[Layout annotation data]
---

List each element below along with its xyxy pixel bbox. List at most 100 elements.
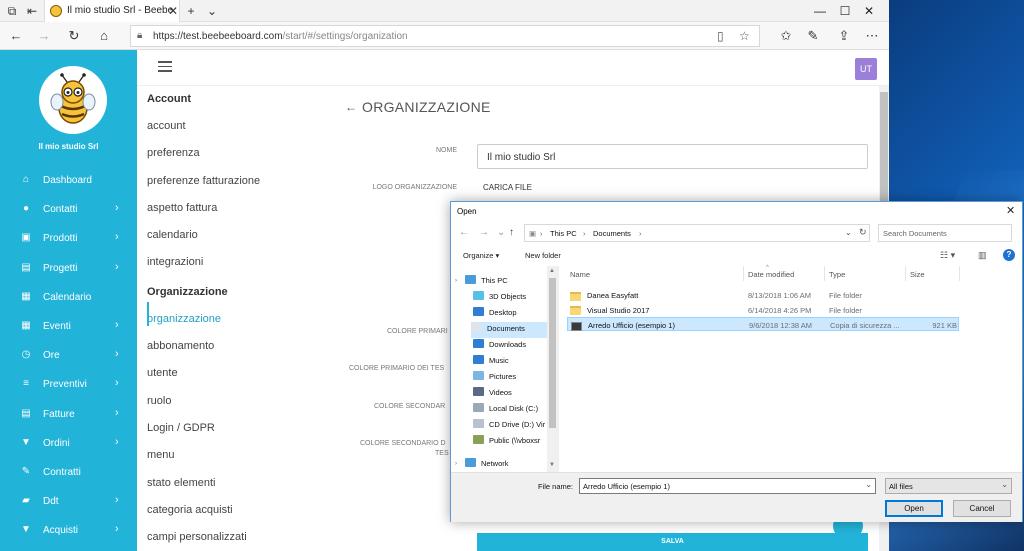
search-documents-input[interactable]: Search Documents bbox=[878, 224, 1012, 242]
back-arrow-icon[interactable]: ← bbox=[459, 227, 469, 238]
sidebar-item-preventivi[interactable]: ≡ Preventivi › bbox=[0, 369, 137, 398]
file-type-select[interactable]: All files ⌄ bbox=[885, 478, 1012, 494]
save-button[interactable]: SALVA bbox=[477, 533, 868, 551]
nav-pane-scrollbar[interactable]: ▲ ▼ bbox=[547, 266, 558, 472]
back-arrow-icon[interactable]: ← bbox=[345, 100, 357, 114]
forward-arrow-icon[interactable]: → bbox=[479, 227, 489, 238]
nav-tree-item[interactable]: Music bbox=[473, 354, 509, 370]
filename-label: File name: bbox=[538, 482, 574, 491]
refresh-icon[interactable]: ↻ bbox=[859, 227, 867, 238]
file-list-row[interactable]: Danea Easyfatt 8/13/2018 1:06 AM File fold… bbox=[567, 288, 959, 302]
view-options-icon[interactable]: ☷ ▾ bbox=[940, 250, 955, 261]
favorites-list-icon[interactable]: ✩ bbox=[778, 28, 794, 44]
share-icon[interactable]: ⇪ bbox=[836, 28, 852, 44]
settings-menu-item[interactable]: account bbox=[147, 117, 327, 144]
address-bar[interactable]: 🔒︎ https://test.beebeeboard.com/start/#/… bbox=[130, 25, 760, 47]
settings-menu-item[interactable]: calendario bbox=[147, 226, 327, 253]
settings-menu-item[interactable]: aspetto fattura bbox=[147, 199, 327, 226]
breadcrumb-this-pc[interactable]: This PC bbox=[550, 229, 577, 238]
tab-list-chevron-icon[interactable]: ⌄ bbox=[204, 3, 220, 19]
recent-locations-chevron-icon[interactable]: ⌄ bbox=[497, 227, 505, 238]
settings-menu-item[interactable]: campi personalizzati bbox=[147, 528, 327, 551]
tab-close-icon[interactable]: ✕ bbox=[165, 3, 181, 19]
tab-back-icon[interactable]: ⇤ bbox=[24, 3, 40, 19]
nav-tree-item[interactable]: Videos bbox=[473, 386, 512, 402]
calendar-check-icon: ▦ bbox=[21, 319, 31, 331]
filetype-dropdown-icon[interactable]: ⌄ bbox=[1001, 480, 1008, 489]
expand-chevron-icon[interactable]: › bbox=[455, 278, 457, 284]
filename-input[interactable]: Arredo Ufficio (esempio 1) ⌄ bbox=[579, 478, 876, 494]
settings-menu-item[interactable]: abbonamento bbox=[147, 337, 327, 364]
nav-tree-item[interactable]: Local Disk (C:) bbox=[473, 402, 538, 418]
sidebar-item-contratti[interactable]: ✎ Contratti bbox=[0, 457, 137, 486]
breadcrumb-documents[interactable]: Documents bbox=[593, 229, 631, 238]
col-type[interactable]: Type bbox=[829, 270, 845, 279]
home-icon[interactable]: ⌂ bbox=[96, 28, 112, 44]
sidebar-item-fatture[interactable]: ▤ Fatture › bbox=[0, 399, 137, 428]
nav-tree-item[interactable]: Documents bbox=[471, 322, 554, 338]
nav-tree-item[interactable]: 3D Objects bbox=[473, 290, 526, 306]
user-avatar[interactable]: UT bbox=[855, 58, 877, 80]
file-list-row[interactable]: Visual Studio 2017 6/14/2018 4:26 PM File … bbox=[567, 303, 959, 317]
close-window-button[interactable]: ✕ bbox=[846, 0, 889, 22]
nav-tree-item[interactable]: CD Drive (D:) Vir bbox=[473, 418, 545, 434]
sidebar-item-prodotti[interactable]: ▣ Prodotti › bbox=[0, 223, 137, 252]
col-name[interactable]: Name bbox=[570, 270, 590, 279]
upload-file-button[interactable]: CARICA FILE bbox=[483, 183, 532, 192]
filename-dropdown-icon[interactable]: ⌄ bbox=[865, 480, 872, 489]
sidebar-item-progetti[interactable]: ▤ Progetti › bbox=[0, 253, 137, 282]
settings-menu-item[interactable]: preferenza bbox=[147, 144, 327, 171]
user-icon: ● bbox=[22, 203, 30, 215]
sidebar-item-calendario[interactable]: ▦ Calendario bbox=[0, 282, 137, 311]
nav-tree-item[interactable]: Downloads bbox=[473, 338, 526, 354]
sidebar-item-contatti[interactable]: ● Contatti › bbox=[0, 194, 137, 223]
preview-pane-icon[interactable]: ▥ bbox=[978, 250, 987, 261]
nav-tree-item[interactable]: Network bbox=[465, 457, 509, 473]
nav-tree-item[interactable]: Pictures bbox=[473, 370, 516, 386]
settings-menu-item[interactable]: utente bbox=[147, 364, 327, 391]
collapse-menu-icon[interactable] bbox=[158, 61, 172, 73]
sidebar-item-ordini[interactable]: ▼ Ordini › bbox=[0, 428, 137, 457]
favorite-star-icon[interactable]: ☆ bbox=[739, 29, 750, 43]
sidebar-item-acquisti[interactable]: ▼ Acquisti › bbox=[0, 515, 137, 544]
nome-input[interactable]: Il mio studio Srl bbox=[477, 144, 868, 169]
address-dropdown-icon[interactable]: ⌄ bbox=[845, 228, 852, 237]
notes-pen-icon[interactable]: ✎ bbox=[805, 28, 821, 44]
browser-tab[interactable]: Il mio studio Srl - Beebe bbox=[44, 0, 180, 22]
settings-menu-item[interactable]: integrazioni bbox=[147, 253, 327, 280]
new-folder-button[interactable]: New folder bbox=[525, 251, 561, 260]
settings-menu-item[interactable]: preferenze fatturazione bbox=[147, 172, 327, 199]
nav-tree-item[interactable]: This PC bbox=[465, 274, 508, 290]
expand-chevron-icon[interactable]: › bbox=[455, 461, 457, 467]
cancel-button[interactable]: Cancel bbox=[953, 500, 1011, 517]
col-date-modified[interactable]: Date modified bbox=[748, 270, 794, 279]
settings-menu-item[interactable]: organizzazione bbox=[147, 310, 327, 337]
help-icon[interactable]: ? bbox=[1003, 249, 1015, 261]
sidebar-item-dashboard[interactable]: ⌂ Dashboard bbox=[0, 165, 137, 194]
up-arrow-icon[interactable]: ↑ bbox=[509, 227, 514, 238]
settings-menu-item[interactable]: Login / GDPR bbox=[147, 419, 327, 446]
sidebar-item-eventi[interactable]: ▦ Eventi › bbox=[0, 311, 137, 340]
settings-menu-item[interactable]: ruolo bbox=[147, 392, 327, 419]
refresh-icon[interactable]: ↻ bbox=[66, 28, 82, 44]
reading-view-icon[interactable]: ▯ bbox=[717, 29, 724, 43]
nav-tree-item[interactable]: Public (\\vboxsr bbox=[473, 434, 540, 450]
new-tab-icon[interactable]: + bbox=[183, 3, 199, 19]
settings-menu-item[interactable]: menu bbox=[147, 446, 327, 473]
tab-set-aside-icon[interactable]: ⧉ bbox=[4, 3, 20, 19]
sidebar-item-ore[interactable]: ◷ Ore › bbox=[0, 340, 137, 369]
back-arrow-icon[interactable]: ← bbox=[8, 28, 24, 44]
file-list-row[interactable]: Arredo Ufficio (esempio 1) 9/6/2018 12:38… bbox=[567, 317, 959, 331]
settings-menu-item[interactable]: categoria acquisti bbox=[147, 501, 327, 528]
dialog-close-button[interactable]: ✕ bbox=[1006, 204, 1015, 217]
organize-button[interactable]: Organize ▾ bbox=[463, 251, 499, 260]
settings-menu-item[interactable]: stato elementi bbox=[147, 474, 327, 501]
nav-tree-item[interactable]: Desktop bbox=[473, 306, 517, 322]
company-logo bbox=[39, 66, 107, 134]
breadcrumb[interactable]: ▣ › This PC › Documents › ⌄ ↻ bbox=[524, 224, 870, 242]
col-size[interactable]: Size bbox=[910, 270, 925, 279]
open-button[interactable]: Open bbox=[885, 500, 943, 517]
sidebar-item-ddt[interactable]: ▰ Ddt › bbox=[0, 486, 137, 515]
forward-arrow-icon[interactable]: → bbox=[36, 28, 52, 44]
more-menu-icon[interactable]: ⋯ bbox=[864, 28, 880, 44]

---

■ **Job**
Rewrite the lines above, from the one containing "search-documents-input[interactable]: Search Documents" through the one containing "nav-pane-scrollbar[interactable]: ▲ ▼", as a JSON list of strings with one string per line and blank lines left out.

■ **Solved problem**
[
  "search-documents-input[interactable]: Search Documents bbox=[878, 224, 1012, 242]",
  "back-arrow-icon[interactable]: ← bbox=[459, 227, 469, 238]",
  "sidebar-item-preventivi[interactable]: ≡ Preventivi › bbox=[0, 369, 137, 398]",
  "file-type-select[interactable]: All files ⌄ bbox=[885, 478, 1012, 494]",
  "save-button[interactable]: SALVA bbox=[477, 533, 868, 551]",
  "nav-pane-scrollbar[interactable]: ▲ ▼ bbox=[547, 266, 558, 472]"
]